▸ Set problem
Copy out every line of the records where the string "title" occurs.

Figure record listings:
※ ※ ※

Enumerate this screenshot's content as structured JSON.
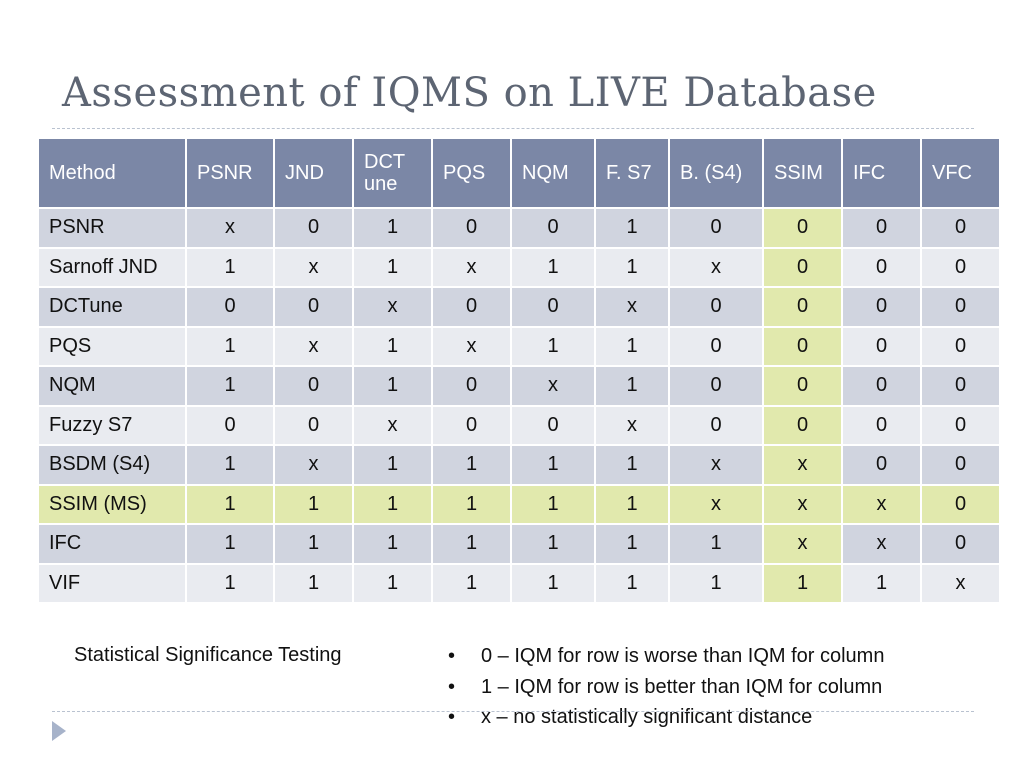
{
  "slide": {
    "title": "Assessment of IQMS on LIVE Database"
  },
  "table": {
    "headers": [
      "Method",
      "PSNR",
      "JND",
      "DCT\nune",
      "PQS",
      "NQM",
      "F. S7",
      "B. (S4)",
      "SSIM",
      "IFC",
      "VFC"
    ],
    "rows": [
      {
        "method": "PSNR",
        "cells": [
          "x",
          "0",
          "1",
          "0",
          "0",
          "1",
          "0",
          "0",
          "0",
          "0"
        ]
      },
      {
        "method": "Sarnoff JND",
        "cells": [
          "1",
          "x",
          "1",
          "x",
          "1",
          "1",
          "x",
          "0",
          "0",
          "0"
        ]
      },
      {
        "method": "DCTune",
        "cells": [
          "0",
          "0",
          "x",
          "0",
          "0",
          "x",
          "0",
          "0",
          "0",
          "0"
        ]
      },
      {
        "method": "PQS",
        "cells": [
          "1",
          "x",
          "1",
          "x",
          "1",
          "1",
          "0",
          "0",
          "0",
          "0"
        ]
      },
      {
        "method": "NQM",
        "cells": [
          "1",
          "0",
          "1",
          "0",
          "x",
          "1",
          "0",
          "0",
          "0",
          "0"
        ]
      },
      {
        "method": "Fuzzy S7",
        "cells": [
          "0",
          "0",
          "x",
          "0",
          "0",
          "x",
          "0",
          "0",
          "0",
          "0"
        ]
      },
      {
        "method": "BSDM (S4)",
        "cells": [
          "1",
          "x",
          "1",
          "1",
          "1",
          "1",
          "x",
          "x",
          "0",
          "0"
        ]
      },
      {
        "method": "SSIM (MS)",
        "cells": [
          "1",
          "1",
          "1",
          "1",
          "1",
          "1",
          "x",
          "x",
          "x",
          "0"
        ]
      },
      {
        "method": "IFC",
        "cells": [
          "1",
          "1",
          "1",
          "1",
          "1",
          "1",
          "1",
          "x",
          "x",
          "0"
        ]
      },
      {
        "method": "VIF",
        "cells": [
          "1",
          "1",
          "1",
          "1",
          "1",
          "1",
          "1",
          "1",
          "1",
          "x"
        ]
      }
    ],
    "highlight_column": "SSIM",
    "highlight_row": "SSIM (MS)"
  },
  "caption": "Statistical Significance Testing",
  "legend": [
    "0 – IQM for row is worse than IQM for column",
    "1 – IQM for row is better than IQM for column",
    "x – no statistically significant distance"
  ],
  "colors": {
    "header_bg": "#7b87a6",
    "row_odd": "#d0d4df",
    "row_even": "#e9ebf0",
    "highlight": "#e1e9ad",
    "title": "#5d6573"
  },
  "icons": {
    "nav": "play-triangle"
  }
}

※ ※ ※

▸ Task output
    "title": "Assessment of IQMS on LIVE Database"
    "title": "#5d6573"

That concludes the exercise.